INSTRUCTIONS FOR THE TASK.
Lines that include the word "habe" are the ones to copy.

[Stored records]
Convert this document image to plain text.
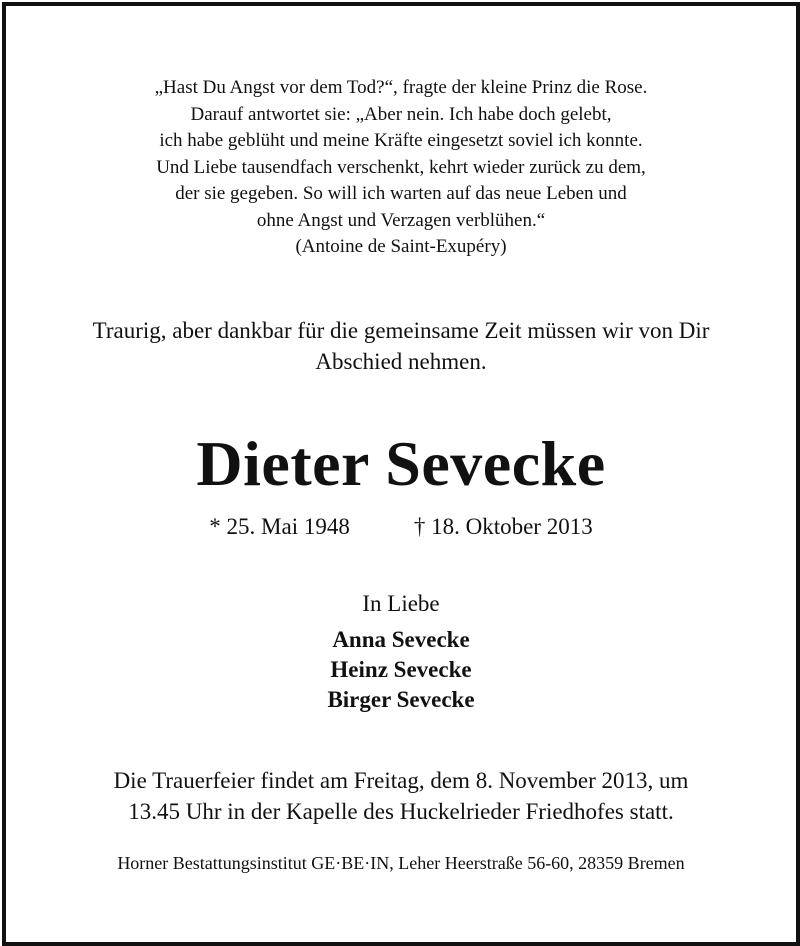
„Hast Du Angst vor dem Tod?“, fragte der kleine Prinz die Rose.
Darauf antwortet sie: „Aber nein. Ich habe doch gelebt,
ich habe geblüht und meine Kräfte eingesetzt soviel ich konnte.
Und Liebe tausendfach verschenkt, kehrt wieder zurück zu dem,
der sie gegeben. So will ich warten auf das neue Leben und
ohne Angst und Verzagen verblühen.“
(Antoine de Saint-Exupéry)
Traurig, aber dankbar für die gemeinsame Zeit müssen wir von Dir
Abschied nehmen.
Dieter Sevecke
* 25. Mai 1948	† 18. Oktober 2013
In Liebe
Anna Sevecke
Heinz Sevecke
Birger Sevecke
Die Trauerfeier findet am Freitag, dem 8. November 2013, um
13.45 Uhr in der Kapelle des Huckelrieder Friedhofes statt.
Horner Bestattungsinstitut GE·BE·IN, Leher Heerstraße 56-60, 28359 Bremen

SOLUTION TO THE EXERCISE.
Darauf antwortet sie: „Aber nein. Ich habe doch gelebt,
ich habe geblüht und meine Kräfte eingesetzt soviel ich konnte.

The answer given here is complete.